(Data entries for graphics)
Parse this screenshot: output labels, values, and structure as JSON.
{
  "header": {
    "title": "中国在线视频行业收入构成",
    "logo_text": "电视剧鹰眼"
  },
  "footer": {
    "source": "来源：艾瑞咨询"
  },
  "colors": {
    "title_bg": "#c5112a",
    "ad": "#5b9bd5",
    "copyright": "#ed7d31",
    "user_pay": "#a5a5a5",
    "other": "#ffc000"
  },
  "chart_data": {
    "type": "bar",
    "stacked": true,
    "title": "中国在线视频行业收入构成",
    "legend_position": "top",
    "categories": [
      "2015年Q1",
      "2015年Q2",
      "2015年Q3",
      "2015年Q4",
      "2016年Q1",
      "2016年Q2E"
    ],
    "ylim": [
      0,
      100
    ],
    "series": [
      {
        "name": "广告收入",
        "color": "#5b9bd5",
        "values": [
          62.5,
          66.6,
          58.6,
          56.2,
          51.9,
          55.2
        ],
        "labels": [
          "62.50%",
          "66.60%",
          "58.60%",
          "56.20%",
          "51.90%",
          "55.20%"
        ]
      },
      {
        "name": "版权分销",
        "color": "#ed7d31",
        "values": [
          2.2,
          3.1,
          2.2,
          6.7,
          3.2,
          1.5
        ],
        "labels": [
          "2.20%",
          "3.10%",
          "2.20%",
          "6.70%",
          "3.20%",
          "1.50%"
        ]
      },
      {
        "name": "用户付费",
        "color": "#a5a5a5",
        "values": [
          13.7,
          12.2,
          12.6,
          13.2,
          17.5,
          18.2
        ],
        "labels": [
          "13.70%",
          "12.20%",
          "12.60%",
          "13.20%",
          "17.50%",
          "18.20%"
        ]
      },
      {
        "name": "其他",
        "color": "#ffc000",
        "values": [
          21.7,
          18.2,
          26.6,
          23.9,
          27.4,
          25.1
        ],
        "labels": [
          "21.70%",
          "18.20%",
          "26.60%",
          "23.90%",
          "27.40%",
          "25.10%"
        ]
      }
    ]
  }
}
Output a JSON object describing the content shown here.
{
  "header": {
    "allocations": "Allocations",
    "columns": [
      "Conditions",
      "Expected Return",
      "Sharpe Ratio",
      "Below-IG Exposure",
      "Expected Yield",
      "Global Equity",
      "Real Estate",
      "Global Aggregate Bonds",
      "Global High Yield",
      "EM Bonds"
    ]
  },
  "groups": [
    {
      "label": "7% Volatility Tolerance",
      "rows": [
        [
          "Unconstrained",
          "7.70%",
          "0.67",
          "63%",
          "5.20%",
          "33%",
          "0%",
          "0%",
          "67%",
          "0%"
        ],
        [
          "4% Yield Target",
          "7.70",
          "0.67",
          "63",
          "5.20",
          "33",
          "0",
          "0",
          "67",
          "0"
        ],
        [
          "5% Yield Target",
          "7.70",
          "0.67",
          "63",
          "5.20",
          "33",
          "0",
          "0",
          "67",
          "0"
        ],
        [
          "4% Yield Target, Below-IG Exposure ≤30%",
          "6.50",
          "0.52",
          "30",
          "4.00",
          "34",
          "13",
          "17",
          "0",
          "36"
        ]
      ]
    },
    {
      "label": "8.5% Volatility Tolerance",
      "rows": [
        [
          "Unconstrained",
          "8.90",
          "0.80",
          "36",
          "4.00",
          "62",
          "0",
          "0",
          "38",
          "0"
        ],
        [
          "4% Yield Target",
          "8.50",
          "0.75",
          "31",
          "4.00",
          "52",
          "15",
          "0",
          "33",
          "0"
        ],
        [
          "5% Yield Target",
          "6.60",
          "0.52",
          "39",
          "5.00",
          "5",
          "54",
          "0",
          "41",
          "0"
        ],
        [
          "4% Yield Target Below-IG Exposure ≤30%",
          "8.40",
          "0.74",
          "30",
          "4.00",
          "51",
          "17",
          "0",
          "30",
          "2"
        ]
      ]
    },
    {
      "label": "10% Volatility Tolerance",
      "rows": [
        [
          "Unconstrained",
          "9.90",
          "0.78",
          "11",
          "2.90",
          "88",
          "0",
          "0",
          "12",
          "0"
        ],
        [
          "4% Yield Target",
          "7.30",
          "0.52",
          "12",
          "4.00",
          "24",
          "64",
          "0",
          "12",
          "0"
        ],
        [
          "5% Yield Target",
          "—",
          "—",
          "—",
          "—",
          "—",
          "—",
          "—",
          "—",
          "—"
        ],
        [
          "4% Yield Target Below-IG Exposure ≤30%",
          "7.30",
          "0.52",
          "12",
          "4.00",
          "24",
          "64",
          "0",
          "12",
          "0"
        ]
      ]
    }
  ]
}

* DO THIS *
Return all of the entries exactly as written.

* FULL SOLUTION *
Parse this screenshot: output labels, values, and structure as JSON.
{
  "header": {
    "title": "中国在线视频行业收入构成",
    "logo_text": "电视剧鹰眼"
  },
  "footer": {
    "source": "来源：艾瑞咨询"
  },
  "colors": {
    "title_bg": "#c5112a",
    "ad": "#5b9bd5",
    "copyright": "#ed7d31",
    "user_pay": "#a5a5a5",
    "other": "#ffc000"
  },
  "chart_data": {
    "type": "bar",
    "stacked": true,
    "title": "中国在线视频行业收入构成",
    "legend_position": "top",
    "categories": [
      "2015年Q1",
      "2015年Q2",
      "2015年Q3",
      "2015年Q4",
      "2016年Q1",
      "2016年Q2E"
    ],
    "ylim": [
      0,
      100
    ],
    "series": [
      {
        "name": "广告收入",
        "color": "#5b9bd5",
        "values": [
          62.5,
          66.6,
          58.6,
          56.2,
          51.9,
          55.2
        ],
        "labels": [
          "62.50%",
          "66.60%",
          "58.60%",
          "56.20%",
          "51.90%",
          "55.20%"
        ]
      },
      {
        "name": "版权分销",
        "color": "#ed7d31",
        "values": [
          2.2,
          3.1,
          2.2,
          6.7,
          3.2,
          1.5
        ],
        "labels": [
          "2.20%",
          "3.10%",
          "2.20%",
          "6.70%",
          "3.20%",
          "1.50%"
        ]
      },
      {
        "name": "用户付费",
        "color": "#a5a5a5",
        "values": [
          13.7,
          12.2,
          12.6,
          13.2,
          17.5,
          18.2
        ],
        "labels": [
          "13.70%",
          "12.20%",
          "12.60%",
          "13.20%",
          "17.50%",
          "18.20%"
        ]
      },
      {
        "name": "其他",
        "color": "#ffc000",
        "values": [
          21.7,
          18.2,
          26.6,
          23.9,
          27.4,
          25.1
        ],
        "labels": [
          "21.70%",
          "18.20%",
          "26.60%",
          "23.90%",
          "27.40%",
          "25.10%"
        ]
      }
    ]
  }
}
Output a JSON object describing the content shown here.
{
  "header": {
    "allocations": "Allocations",
    "columns": [
      "Conditions",
      "Expected Return",
      "Sharpe Ratio",
      "Below-IG Exposure",
      "Expected Yield",
      "Global Equity",
      "Real Estate",
      "Global Aggregate Bonds",
      "Global High Yield",
      "EM Bonds"
    ]
  },
  "groups": [
    {
      "label": "7% Volatility Tolerance",
      "rows": [
        [
          "Unconstrained",
          "7.70%",
          "0.67",
          "63%",
          "5.20%",
          "33%",
          "0%",
          "0%",
          "67%",
          "0%"
        ],
        [
          "4% Yield Target",
          "7.70",
          "0.67",
          "63",
          "5.20",
          "33",
          "0",
          "0",
          "67",
          "0"
        ],
        [
          "5% Yield Target",
          "7.70",
          "0.67",
          "63",
          "5.20",
          "33",
          "0",
          "0",
          "67",
          "0"
        ],
        [
          "4% Yield Target, Below-IG Exposure ≤30%",
          "6.50",
          "0.52",
          "30",
          "4.00",
          "34",
          "13",
          "17",
          "0",
          "36"
        ]
      ]
    },
    {
      "label": "8.5% Volatility Tolerance",
      "rows": [
        [
          "Unconstrained",
          "8.90",
          "0.80",
          "36",
          "4.00",
          "62",
          "0",
          "0",
          "38",
          "0"
        ],
        [
          "4% Yield Target",
          "8.50",
          "0.75",
          "31",
          "4.00",
          "52",
          "15",
          "0",
          "33",
          "0"
        ],
        [
          "5% Yield Target",
          "6.60",
          "0.52",
          "39",
          "5.00",
          "5",
          "54",
          "0",
          "41",
          "0"
        ],
        [
          "4% Yield Target Below-IG Exposure ≤30%",
          "8.40",
          "0.74",
          "30",
          "4.00",
          "51",
          "17",
          "0",
          "30",
          "2"
        ]
      ]
    },
    {
      "label": "10% Volatility Tolerance",
      "rows": [
        [
          "Unconstrained",
          "9.90",
          "0.78",
          "11",
          "2.90",
          "88",
          "0",
          "0",
          "12",
          "0"
        ],
        [
          "4% Yield Target",
          "7.30",
          "0.52",
          "12",
          "4.00",
          "24",
          "64",
          "0",
          "12",
          "0"
        ],
        [
          "5% Yield Target",
          "—",
          "—",
          "—",
          "—",
          "—",
          "—",
          "—",
          "—",
          "—"
        ],
        [
          "4% Yield Target Below-IG Exposure ≤30%",
          "7.30",
          "0.52",
          "12",
          "4.00",
          "24",
          "64",
          "0",
          "12",
          "0"
        ]
      ]
    }
  ]
}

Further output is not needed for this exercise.